The Central Bank of Egypt accepted only 76 bids for 273-day bills out of 203 requests. It also accepted only 239 bids for 91-day bills out of 519 bids. On Wednesday, Bloomberg reported that Egypt sold $35,275 worth of three-year securities, stating that this is the lowest amount it has ever raised from selling domestic bonds.

According to the news website, this is because the government refrained from offering high returns in exchange for buying its debt in the local currency, which is demanded by investors who fear there will be a new depreciation of the Egyptian pound. This comes in light of expectations that Egypt may have to devalue its currency for the fourth time in a little over a year.

The Egyptian government is also struggling to provide hard currency for imports and to increase foreign direct investment inflows. On Sunday, the Central Bank of Egypt announced that the interest rate on treasury bills had risen, reaching a new record high, exceeding 23%. However, the Egyptian government accepted only eight offers totalling about EGP 79 million.

Banks offered to buy treasury bills worth 21.2 billion Egyptian pounds, while they asked for interest between 22.5% and 25.5%. Banking expert Hani Aboul Fotouh considered that the interest rate hike reflected the Central Bank of Egypt’s Monetary Policy Committee’s decision last month to raise interest rates to rein in inflation, expecting a further rise in interest rates. “Raising interest rates is reflected in lending and borrowing, including government requests to borrow from banks to finance the deficit between its expenditures and revenues,” he added.

A financial analyst, who declined to be named, said that the government is also using the bids to attract foreign investments in Egyptian debt instruments, allowing it to collect hard currency, even for a relatively limited time. “However, until now, foreigners’ appetite to invest in Egyptian debt instruments has not witnessed any improvement, given the rise in inflation locally to 32.9% last February, which means that the real interest rate is currently a negative value,” he said. “The problem is that the global interest rate is high, and Egypt has become a high-risk market.”

EXCERPTED DATA –
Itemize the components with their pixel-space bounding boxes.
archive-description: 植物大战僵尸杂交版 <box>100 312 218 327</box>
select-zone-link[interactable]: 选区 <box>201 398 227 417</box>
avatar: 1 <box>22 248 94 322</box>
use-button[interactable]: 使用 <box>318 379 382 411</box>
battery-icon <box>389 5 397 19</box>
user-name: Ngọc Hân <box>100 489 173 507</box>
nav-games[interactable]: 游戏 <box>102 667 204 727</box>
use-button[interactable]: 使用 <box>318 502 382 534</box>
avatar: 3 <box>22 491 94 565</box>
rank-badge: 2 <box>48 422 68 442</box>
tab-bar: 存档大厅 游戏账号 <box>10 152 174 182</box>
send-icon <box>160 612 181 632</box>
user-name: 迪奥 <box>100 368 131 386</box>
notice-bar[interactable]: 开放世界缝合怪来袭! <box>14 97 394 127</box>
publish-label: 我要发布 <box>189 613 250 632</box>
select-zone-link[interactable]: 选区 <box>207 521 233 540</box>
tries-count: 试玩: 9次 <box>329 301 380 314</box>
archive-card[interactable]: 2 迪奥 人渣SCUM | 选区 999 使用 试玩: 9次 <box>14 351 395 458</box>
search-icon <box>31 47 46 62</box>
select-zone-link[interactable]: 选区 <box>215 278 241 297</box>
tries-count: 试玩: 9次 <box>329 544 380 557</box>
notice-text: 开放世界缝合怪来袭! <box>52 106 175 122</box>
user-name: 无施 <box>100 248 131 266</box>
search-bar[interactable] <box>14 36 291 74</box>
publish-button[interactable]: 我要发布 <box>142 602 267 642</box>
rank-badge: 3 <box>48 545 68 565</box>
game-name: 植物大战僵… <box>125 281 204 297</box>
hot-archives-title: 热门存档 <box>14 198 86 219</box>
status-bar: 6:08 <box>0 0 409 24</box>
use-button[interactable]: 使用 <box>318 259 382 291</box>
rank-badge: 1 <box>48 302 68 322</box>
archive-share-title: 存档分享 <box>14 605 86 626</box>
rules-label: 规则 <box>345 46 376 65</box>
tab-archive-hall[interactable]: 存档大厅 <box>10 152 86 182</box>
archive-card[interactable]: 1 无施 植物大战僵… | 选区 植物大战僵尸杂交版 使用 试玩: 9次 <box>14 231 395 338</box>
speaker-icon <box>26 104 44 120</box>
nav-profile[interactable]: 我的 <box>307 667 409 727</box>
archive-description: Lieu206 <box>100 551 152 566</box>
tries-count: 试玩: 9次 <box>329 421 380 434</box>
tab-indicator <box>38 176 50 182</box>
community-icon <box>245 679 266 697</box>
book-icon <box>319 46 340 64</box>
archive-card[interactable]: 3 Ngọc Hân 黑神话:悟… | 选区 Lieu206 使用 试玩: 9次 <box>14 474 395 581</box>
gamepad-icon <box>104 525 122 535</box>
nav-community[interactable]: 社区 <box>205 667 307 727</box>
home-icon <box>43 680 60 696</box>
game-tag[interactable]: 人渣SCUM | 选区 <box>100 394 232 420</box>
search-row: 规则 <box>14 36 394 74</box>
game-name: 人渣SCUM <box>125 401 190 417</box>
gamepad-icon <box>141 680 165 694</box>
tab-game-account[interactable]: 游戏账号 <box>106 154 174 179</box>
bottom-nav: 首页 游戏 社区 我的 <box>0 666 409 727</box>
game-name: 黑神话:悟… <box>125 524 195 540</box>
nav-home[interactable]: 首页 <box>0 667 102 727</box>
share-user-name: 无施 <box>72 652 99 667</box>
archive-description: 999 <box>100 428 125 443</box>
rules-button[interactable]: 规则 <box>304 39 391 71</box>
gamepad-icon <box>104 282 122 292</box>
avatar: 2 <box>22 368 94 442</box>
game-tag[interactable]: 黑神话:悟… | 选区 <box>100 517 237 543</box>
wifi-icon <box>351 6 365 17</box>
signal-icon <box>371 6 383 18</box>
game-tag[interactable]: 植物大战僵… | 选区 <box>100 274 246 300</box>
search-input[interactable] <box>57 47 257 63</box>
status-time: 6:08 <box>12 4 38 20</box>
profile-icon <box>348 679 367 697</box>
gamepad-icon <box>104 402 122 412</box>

WRITTEN REQUEST A –
Answer these questions from the treasury bill excerpt:
(i) How many bids for 91-day bills did the Central Bank of Egypt accept?
(ii) What was the local inflation rate last February?
(iii) Between what interest rates did the banks ask for?
WRITTEN REQUEST B –
Decide whether each statement agrees with the treasury bill excerpt, and back each answer with the deciding words from it:
(i) Banks offered to buy treasury bills worth 21.2 billion Egyptian pounds.
(ii) The financial analyst agreed to be named.
(iii) The Egyptian government accepted more than eight offers.
WRITTEN REQUEST C –
Copy out everything in the treasury bill excerpt from "The Egyptian government is" down to "EGP 79 million.", word for word.

WRITTEN ANSWER A –
(i) 239 bids, out of 519.
(ii) 32.9%.
(iii) Between 22.5% and 25.5%.

WRITTEN ANSWER B –
(i) Yes: "Banks offered to buy treasury bills worth 21.2 billion Egyptian pounds"
(ii) No: "A financial analyst, who declined to be named"
(iii) No: "the Egyptian government accepted only eight offers totalling about EGP 79 million"

WRITTEN ANSWER C –
The Egyptian government is also struggling to provide hard currency for imports and to increase foreign direct investment inflows. On Sunday, the Central Bank of Egypt announced that the interest rate on treasury bills had risen, reaching a new record high, exceeding 23%. However, the Egyptian government accepted only eight offers totalling about EGP 79 million.